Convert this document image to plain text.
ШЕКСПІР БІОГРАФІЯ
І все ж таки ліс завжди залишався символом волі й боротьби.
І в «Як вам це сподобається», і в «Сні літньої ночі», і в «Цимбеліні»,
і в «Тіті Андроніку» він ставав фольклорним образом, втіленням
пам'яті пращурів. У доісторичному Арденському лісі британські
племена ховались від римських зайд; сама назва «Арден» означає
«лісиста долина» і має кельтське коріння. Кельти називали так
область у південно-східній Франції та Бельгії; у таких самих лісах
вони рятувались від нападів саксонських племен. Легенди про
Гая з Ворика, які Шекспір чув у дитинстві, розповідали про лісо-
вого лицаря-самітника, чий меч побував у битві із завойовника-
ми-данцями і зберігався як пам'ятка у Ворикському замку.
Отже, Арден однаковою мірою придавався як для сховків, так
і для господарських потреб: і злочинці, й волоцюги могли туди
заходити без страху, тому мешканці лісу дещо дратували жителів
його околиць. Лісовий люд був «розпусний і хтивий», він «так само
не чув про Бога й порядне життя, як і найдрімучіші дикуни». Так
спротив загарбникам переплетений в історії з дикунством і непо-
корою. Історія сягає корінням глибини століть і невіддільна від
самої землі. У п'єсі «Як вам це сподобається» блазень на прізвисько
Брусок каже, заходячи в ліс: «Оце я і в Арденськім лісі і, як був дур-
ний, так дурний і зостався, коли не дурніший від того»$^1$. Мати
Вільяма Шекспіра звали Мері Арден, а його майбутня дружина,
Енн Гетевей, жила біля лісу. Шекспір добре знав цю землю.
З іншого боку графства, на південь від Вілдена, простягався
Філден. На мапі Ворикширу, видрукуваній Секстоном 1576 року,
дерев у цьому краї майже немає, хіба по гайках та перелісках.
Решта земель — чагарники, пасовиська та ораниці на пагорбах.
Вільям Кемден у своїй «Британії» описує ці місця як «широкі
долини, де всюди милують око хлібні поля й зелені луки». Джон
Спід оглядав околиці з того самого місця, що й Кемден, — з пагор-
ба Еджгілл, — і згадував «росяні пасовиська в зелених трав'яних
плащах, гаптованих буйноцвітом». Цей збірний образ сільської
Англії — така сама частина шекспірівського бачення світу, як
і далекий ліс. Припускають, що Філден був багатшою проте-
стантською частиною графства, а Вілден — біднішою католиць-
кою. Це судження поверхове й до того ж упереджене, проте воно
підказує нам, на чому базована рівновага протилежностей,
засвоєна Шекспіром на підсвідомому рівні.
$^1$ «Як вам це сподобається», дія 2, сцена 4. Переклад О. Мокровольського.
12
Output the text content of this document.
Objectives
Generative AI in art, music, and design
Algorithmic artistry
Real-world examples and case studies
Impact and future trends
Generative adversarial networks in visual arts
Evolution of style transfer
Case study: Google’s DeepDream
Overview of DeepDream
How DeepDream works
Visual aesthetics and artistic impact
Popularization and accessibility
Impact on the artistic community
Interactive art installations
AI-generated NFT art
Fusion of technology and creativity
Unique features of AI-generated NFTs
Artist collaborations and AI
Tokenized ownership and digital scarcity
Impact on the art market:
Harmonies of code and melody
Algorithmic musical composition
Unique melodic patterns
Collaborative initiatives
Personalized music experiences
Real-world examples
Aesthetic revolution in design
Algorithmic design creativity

### [Problem description]
Quote every line from the line containing "Output the text content of this document." through the closing line of the listing, including both.

### [The solution]
Output the text content of this document.
Objectives
Generative AI in art, music, and design
Algorithmic artistry
Real-world examples and case studies
Impact and future trends
Generative adversarial networks in visual arts
Evolution of style transfer
Case study: Google’s DeepDream
Overview of DeepDream
How DeepDream works
Visual aesthetics and artistic impact
Popularization and accessibility
Impact on the artistic community
Interactive art installations
AI-generated NFT art
Fusion of technology and creativity
Unique features of AI-generated NFTs
Artist collaborations and AI
Tokenized ownership and digital scarcity
Impact on the art market:
Harmonies of code and melody
Algorithmic musical composition
Unique melodic patterns
Collaborative initiatives
Personalized music experiences
Real-world examples
Aesthetic revolution in design
Algorithmic design creativity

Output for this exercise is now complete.